• _Prompt_
Copy the data that follows exactly. Include no pictures.
====== Input data ======
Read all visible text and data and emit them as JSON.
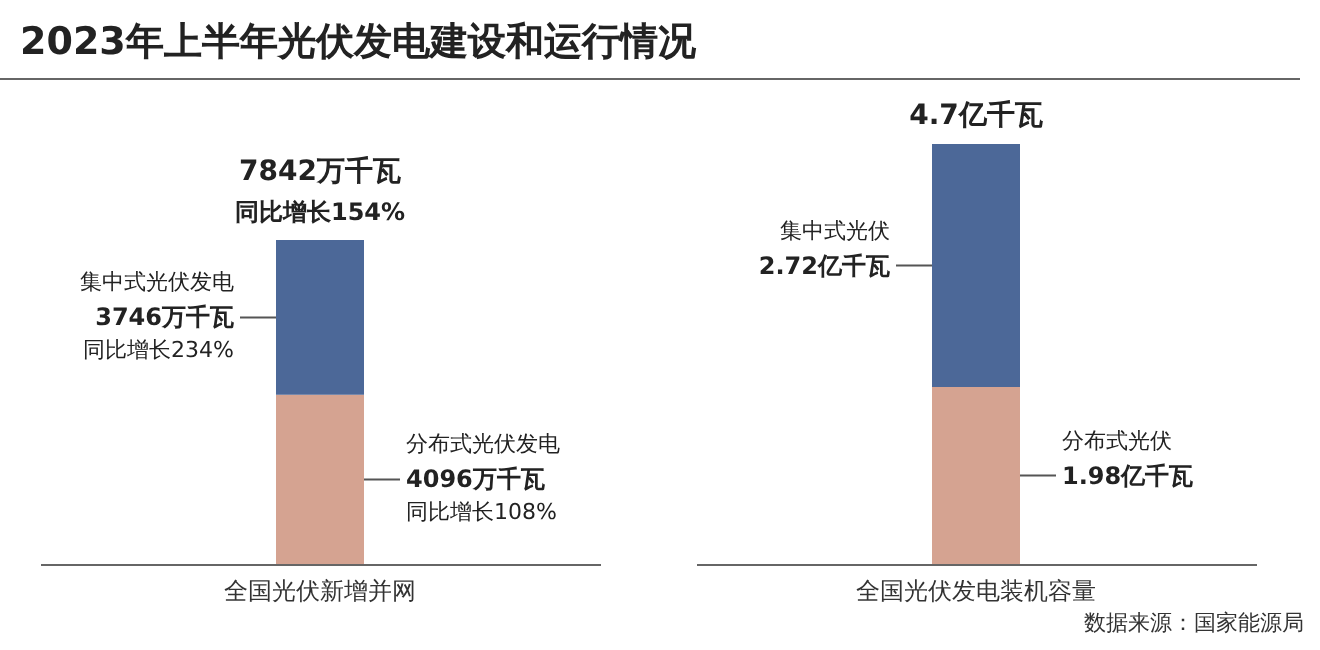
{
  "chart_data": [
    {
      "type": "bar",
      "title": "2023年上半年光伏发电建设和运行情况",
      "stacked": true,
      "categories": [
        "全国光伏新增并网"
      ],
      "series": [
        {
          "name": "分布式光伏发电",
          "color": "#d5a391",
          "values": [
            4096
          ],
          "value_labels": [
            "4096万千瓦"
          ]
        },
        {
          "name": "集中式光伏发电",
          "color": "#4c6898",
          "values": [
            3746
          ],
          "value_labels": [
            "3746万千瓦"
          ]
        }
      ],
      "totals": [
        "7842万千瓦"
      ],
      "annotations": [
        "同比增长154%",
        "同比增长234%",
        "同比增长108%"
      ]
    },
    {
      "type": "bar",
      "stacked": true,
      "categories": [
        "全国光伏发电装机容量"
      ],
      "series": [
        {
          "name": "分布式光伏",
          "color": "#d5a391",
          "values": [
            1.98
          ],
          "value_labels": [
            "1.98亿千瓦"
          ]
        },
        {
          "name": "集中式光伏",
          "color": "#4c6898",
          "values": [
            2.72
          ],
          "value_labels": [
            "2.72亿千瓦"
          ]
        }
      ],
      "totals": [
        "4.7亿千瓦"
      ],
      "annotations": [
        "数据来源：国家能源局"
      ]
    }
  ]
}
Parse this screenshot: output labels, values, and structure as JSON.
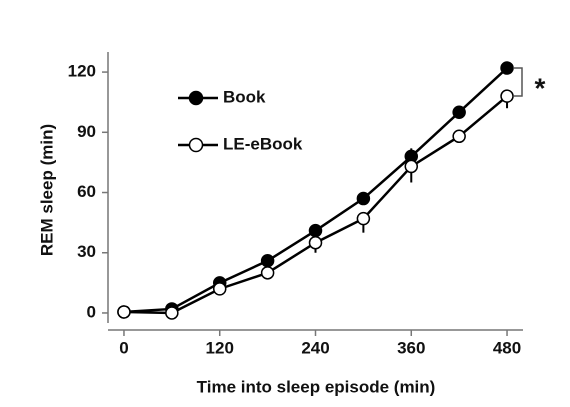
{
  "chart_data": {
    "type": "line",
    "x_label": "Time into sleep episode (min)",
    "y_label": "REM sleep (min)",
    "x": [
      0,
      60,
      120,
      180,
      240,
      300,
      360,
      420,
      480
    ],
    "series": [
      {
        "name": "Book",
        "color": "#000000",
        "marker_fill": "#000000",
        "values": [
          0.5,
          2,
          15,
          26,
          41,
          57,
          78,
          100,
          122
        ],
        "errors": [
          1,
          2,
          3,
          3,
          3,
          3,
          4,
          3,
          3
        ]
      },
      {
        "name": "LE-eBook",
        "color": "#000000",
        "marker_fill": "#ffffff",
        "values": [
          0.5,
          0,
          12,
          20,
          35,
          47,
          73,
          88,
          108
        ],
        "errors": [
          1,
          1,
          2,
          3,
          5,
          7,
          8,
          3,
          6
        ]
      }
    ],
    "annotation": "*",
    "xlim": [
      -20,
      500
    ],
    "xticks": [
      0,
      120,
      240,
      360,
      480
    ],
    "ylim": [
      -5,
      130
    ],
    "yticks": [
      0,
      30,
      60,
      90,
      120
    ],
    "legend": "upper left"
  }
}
======
• _Finished task_
Read all visible text and data and emit them as JSON.
{
  "chart_data": [
    {
      "type": "bar",
      "title": "2023年上半年光伏发电建设和运行情况",
      "stacked": true,
      "categories": [
        "全国光伏新增并网"
      ],
      "series": [
        {
          "name": "分布式光伏发电",
          "color": "#d5a391",
          "values": [
            4096
          ],
          "value_labels": [
            "4096万千瓦"
          ]
        },
        {
          "name": "集中式光伏发电",
          "color": "#4c6898",
          "values": [
            3746
          ],
          "value_labels": [
            "3746万千瓦"
          ]
        }
      ],
      "totals": [
        "7842万千瓦"
      ],
      "annotations": [
        "同比增长154%",
        "同比增长234%",
        "同比增长108%"
      ]
    },
    {
      "type": "bar",
      "stacked": true,
      "categories": [
        "全国光伏发电装机容量"
      ],
      "series": [
        {
          "name": "分布式光伏",
          "color": "#d5a391",
          "values": [
            1.98
          ],
          "value_labels": [
            "1.98亿千瓦"
          ]
        },
        {
          "name": "集中式光伏",
          "color": "#4c6898",
          "values": [
            2.72
          ],
          "value_labels": [
            "2.72亿千瓦"
          ]
        }
      ],
      "totals": [
        "4.7亿千瓦"
      ],
      "annotations": [
        "数据来源：国家能源局"
      ]
    }
  ]
}
Parse this screenshot: output labels, values, and structure as JSON.
{
  "chart_data": {
    "type": "line",
    "x_label": "Time into sleep episode (min)",
    "y_label": "REM sleep (min)",
    "x": [
      0,
      60,
      120,
      180,
      240,
      300,
      360,
      420,
      480
    ],
    "series": [
      {
        "name": "Book",
        "color": "#000000",
        "marker_fill": "#000000",
        "values": [
          0.5,
          2,
          15,
          26,
          41,
          57,
          78,
          100,
          122
        ],
        "errors": [
          1,
          2,
          3,
          3,
          3,
          3,
          4,
          3,
          3
        ]
      },
      {
        "name": "LE-eBook",
        "color": "#000000",
        "marker_fill": "#ffffff",
        "values": [
          0.5,
          0,
          12,
          20,
          35,
          47,
          73,
          88,
          108
        ],
        "errors": [
          1,
          1,
          2,
          3,
          5,
          7,
          8,
          3,
          6
        ]
      }
    ],
    "annotation": "*",
    "xlim": [
      -20,
      500
    ],
    "xticks": [
      0,
      120,
      240,
      360,
      480
    ],
    "ylim": [
      -5,
      130
    ],
    "yticks": [
      0,
      30,
      60,
      90,
      120
    ],
    "legend": "upper left"
  }
}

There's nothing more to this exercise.